Task
Restate every line of the material, word for word.

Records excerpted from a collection

_ _ _ _

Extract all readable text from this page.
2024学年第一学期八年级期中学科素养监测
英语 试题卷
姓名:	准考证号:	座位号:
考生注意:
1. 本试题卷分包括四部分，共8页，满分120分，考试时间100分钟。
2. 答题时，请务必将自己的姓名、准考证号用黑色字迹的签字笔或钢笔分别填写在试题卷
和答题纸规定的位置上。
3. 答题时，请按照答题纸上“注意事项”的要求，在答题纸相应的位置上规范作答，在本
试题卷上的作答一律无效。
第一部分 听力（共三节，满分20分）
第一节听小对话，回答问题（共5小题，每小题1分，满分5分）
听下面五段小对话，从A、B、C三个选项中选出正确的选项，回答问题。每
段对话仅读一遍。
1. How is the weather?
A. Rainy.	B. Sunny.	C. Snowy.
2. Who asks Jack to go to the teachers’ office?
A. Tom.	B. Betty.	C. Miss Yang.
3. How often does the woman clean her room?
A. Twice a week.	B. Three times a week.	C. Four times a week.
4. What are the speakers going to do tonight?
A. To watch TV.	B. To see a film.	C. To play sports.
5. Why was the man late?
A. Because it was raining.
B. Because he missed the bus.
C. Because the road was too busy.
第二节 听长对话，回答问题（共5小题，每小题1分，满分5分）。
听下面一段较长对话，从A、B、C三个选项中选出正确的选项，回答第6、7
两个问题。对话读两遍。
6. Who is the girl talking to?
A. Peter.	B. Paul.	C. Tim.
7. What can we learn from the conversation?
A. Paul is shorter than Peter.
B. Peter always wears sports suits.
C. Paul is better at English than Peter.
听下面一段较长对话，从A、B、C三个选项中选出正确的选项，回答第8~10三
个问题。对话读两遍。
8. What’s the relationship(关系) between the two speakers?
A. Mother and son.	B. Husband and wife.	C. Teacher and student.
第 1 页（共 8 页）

_ _ _ _

Exercise output
Extract all readable text from this page.
2024学年第一学期八年级期中学科素养监测
英语 试题卷
姓名:	准考证号:	座位号:
考生注意:
1. 本试题卷分包括四部分，共8页，满分120分，考试时间100分钟。
2. 答题时，请务必将自己的姓名、准考证号用黑色字迹的签字笔或钢笔分别填写在试题卷
和答题纸规定的位置上。
3. 答题时，请按照答题纸上“注意事项”的要求，在答题纸相应的位置上规范作答，在本
试题卷上的作答一律无效。
第一部分 听力（共三节，满分20分）
第一节听小对话，回答问题（共5小题，每小题1分，满分5分）
听下面五段小对话，从A、B、C三个选项中选出正确的选项，回答问题。每
段对话仅读一遍。
1. How is the weather?
A. Rainy.	B. Sunny.	C. Snowy.
2. Who asks Jack to go to the teachers’ office?
A. Tom.	B. Betty.	C. Miss Yang.
3. How often does the woman clean her room?
A. Twice a week.	B. Three times a week.	C. Four times a week.
4. What are the speakers going to do tonight?
A. To watch TV.	B. To see a film.	C. To play sports.
5. Why was the man late?
A. Because it was raining.
B. Because he missed the bus.
C. Because the road was too busy.
第二节 听长对话，回答问题（共5小题，每小题1分，满分5分）。
听下面一段较长对话，从A、B、C三个选项中选出正确的选项，回答第6、7
两个问题。对话读两遍。
6. Who is the girl talking to?
A. Peter.	B. Paul.	C. Tim.
7. What can we learn from the conversation?
A. Paul is shorter than Peter.
B. Peter always wears sports suits.
C. Paul is better at English than Peter.
听下面一段较长对话，从A、B、C三个选项中选出正确的选项，回答第8~10三
个问题。对话读两遍。
8. What’s the relationship(关系) between the two speakers?
A. Mother and son.	B. Husband and wife.	C. Teacher and student.
第 1 页（共 8 页）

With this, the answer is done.